WHAT TO PRODUCE => In the records that follow, locate every line with "BERHAD" and extract it.

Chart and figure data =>
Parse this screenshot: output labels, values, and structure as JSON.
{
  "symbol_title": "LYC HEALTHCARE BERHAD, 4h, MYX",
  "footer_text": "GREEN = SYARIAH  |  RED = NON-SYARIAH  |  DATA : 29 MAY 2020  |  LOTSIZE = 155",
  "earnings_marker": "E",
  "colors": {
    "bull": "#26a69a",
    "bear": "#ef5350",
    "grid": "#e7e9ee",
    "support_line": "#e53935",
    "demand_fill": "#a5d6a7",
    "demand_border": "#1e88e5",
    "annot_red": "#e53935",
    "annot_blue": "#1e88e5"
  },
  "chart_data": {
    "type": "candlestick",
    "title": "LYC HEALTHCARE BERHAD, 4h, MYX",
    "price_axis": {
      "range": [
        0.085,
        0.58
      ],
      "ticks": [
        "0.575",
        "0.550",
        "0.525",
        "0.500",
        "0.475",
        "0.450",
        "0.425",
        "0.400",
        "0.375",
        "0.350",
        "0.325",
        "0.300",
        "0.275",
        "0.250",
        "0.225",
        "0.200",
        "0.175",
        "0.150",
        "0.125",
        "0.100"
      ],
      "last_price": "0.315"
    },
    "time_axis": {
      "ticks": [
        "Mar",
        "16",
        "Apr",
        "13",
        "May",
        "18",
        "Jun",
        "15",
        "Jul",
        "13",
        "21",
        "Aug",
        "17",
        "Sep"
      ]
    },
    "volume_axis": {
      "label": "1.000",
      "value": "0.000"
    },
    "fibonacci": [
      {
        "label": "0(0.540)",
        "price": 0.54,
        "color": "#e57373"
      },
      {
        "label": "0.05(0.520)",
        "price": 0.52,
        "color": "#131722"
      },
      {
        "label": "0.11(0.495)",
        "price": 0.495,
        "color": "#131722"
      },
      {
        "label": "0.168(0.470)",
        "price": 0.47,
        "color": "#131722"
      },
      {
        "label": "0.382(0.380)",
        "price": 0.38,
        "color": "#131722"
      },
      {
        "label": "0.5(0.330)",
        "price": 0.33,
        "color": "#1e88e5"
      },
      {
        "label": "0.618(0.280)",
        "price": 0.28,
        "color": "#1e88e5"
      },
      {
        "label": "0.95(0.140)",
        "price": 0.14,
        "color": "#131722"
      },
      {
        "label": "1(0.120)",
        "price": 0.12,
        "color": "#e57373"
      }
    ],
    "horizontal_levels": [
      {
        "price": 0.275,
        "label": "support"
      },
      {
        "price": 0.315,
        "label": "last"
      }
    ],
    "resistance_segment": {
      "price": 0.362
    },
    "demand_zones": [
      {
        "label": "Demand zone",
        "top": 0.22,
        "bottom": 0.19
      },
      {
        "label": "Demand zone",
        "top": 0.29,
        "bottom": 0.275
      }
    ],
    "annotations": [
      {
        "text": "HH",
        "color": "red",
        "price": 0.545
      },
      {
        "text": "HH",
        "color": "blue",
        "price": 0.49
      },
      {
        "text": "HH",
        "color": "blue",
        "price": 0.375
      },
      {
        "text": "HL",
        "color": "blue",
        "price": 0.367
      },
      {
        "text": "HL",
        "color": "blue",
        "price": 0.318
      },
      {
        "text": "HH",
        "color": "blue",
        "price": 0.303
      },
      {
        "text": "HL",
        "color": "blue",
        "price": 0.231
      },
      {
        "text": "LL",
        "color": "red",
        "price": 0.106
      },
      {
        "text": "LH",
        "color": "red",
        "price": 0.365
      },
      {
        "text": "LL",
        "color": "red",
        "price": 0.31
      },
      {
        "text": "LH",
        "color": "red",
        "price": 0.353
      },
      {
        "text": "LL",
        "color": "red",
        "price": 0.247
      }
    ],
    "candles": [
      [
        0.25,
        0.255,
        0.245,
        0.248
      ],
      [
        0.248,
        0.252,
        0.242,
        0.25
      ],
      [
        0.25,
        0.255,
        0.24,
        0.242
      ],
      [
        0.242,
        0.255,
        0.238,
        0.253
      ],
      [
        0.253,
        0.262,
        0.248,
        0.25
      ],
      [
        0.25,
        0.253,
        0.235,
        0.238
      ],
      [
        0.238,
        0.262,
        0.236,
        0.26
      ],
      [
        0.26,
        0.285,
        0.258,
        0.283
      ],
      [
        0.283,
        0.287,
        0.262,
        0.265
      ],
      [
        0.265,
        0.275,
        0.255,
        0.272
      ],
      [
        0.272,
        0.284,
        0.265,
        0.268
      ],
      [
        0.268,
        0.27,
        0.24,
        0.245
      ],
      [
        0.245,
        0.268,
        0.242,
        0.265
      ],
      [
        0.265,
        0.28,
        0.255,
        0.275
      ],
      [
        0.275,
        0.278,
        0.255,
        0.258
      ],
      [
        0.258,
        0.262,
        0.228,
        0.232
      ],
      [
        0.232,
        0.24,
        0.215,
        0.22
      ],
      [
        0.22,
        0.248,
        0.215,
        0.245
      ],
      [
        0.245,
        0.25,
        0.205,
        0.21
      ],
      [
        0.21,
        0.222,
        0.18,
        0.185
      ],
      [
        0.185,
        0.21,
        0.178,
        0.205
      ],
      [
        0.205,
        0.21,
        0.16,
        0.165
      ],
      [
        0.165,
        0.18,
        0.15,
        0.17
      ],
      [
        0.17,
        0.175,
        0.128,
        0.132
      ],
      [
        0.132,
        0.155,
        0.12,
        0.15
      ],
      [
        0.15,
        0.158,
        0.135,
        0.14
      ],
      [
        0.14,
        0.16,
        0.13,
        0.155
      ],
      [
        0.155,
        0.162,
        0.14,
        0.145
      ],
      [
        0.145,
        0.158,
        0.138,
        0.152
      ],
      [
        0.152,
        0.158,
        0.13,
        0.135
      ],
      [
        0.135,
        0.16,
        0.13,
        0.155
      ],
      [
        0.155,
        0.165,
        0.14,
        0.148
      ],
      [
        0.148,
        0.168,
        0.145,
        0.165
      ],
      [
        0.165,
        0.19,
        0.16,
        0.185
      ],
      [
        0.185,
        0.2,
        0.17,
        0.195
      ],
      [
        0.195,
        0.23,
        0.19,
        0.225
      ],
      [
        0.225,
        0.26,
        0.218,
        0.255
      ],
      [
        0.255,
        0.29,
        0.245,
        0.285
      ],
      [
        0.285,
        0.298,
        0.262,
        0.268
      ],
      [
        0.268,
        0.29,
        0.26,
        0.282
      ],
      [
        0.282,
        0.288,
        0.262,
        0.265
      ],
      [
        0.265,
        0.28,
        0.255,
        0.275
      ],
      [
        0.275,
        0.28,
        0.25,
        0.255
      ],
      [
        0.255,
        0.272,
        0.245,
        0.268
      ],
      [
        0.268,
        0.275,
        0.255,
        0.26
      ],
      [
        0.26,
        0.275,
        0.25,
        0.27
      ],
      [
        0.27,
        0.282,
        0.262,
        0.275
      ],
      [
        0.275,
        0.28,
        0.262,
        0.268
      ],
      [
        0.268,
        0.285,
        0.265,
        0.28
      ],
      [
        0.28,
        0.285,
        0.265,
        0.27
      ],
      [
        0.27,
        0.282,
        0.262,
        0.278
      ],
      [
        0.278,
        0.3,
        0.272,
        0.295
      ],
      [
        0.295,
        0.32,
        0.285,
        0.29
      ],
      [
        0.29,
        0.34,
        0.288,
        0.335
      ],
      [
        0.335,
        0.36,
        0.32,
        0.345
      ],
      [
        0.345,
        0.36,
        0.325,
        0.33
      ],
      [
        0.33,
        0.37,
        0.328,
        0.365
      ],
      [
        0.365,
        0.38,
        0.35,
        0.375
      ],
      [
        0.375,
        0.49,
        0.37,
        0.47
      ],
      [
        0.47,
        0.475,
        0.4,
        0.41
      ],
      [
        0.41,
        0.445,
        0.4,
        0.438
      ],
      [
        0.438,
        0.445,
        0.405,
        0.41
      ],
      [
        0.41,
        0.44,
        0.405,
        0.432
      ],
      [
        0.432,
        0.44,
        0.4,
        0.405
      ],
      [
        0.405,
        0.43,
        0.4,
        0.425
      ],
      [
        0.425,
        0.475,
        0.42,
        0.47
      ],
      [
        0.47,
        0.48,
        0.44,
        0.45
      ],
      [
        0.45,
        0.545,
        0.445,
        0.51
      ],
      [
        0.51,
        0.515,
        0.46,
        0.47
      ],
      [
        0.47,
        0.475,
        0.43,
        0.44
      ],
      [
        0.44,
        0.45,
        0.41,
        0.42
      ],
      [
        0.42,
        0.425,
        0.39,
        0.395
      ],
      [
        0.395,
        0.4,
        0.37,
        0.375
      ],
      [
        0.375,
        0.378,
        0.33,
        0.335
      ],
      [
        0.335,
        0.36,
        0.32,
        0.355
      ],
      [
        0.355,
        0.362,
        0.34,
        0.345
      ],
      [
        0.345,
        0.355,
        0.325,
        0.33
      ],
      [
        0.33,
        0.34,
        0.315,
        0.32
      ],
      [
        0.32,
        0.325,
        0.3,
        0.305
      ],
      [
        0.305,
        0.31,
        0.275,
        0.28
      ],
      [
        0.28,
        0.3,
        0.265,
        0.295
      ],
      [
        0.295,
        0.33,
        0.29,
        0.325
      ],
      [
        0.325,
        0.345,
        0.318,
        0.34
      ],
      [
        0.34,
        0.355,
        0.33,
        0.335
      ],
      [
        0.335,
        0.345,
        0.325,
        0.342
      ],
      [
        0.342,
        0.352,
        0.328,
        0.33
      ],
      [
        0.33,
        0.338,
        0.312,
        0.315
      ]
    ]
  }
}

REPLY TO THE TASK =>
  "symbol_title": "LYC HEALTHCARE BERHAD, 4h, MYX",
    "title": "LYC HEALTHCARE BERHAD, 4h, MYX",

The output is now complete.